GIVEN DATA:
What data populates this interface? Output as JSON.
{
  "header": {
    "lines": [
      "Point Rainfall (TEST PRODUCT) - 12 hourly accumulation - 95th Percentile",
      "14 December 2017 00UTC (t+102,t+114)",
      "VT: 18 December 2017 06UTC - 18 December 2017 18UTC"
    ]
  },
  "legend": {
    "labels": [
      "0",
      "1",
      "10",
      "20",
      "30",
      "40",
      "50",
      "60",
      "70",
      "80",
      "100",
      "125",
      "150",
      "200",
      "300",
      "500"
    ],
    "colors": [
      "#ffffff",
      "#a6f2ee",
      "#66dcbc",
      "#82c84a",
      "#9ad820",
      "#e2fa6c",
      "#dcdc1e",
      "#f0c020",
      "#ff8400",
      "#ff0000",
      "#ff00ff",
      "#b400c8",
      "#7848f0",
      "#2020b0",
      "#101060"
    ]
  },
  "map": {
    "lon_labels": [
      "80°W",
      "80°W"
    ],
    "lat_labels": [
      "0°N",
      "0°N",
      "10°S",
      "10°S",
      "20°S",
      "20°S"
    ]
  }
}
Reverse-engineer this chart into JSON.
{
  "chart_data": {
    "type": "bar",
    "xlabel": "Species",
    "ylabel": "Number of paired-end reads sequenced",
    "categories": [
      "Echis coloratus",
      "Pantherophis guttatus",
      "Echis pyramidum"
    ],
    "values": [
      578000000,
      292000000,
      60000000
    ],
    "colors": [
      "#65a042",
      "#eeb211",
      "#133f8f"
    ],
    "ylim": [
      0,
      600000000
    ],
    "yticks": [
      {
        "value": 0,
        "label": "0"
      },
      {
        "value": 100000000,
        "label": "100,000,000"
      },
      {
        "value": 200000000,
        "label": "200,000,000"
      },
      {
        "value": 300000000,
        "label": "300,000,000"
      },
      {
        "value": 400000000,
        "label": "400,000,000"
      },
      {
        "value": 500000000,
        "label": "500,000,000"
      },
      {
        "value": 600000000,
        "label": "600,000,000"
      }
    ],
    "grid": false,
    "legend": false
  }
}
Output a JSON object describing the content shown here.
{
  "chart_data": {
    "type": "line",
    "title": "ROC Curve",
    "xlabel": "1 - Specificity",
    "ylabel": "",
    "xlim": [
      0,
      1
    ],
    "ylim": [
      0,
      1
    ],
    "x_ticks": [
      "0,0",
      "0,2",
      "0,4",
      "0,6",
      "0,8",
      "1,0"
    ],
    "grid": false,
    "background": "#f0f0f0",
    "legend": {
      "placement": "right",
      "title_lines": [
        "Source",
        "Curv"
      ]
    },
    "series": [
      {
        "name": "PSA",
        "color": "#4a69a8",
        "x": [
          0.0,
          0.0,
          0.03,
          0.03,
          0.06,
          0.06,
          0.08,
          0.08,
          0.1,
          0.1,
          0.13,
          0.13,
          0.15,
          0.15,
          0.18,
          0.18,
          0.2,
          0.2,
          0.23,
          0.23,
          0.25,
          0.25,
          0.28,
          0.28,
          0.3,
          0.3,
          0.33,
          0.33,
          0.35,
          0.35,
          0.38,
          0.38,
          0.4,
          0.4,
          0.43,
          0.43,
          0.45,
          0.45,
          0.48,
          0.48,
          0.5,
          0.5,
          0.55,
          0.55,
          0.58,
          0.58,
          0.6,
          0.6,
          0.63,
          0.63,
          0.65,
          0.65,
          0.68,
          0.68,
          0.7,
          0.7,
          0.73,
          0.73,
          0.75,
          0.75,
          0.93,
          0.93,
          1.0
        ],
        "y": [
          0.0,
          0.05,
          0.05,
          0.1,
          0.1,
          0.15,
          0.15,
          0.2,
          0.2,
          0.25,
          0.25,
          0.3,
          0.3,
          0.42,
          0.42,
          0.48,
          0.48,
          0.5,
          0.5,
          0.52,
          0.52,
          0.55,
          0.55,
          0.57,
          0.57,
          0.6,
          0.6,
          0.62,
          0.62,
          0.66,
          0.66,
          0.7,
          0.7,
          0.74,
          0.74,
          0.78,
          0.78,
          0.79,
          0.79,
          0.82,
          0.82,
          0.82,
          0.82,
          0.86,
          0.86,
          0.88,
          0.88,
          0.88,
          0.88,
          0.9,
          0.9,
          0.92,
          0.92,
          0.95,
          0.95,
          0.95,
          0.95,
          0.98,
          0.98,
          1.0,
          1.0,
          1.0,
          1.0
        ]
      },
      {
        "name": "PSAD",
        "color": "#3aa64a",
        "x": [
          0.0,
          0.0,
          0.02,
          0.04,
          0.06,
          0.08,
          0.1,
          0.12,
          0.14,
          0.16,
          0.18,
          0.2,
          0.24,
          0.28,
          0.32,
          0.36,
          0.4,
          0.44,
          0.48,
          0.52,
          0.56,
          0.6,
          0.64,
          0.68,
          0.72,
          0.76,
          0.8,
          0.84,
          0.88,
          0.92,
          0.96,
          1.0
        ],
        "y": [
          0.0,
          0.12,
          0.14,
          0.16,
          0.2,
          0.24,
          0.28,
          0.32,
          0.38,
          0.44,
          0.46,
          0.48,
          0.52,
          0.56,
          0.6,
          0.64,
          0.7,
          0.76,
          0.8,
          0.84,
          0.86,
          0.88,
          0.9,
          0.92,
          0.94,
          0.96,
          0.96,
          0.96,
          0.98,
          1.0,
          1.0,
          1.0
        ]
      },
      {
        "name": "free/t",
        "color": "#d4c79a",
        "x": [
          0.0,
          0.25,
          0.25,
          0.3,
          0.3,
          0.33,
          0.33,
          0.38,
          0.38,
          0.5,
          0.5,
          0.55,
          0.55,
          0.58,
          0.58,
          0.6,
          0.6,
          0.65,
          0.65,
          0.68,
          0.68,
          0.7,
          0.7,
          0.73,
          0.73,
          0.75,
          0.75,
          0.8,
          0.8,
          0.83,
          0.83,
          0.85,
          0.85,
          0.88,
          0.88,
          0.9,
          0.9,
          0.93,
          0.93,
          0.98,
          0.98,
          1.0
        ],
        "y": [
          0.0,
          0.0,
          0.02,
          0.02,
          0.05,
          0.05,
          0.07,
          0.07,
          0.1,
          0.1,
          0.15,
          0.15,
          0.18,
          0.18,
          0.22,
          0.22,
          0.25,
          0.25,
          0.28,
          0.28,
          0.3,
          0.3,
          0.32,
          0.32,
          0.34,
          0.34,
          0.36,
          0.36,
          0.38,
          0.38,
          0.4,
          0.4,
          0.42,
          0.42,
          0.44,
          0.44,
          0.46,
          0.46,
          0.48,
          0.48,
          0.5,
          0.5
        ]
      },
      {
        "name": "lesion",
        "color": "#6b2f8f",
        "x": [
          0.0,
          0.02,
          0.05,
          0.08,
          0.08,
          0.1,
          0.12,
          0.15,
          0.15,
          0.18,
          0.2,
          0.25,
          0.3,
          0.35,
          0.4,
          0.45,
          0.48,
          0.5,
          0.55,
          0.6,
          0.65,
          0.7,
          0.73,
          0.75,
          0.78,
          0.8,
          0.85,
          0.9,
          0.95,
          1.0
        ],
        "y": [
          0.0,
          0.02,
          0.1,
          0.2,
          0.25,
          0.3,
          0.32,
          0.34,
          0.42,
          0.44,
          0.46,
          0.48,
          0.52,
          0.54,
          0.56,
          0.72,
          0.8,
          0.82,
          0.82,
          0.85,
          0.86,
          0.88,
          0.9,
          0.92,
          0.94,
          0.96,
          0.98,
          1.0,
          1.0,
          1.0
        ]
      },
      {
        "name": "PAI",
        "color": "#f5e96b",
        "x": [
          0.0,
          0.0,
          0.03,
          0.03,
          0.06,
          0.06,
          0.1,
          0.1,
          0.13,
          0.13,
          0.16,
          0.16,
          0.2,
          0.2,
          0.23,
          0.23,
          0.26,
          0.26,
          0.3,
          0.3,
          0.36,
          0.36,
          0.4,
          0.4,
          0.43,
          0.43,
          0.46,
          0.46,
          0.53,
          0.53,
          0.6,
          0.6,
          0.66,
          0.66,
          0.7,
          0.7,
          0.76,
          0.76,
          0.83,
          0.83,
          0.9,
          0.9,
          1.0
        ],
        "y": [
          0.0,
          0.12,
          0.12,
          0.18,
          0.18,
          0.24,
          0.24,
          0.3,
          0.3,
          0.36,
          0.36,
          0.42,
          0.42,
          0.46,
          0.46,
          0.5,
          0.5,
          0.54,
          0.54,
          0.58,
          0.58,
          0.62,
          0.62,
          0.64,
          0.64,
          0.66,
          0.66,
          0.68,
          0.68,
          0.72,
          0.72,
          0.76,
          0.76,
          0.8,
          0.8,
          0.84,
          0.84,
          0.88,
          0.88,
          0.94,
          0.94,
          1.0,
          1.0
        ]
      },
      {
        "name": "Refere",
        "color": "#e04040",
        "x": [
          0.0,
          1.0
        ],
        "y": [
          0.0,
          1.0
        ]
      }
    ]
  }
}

SHORT EXERCISE:
Filter the listing for the word "xlabel" and copy every line that holds it.

RESULT:
    "xlabel": "Species",
    "xlabel": "1 - Specificity",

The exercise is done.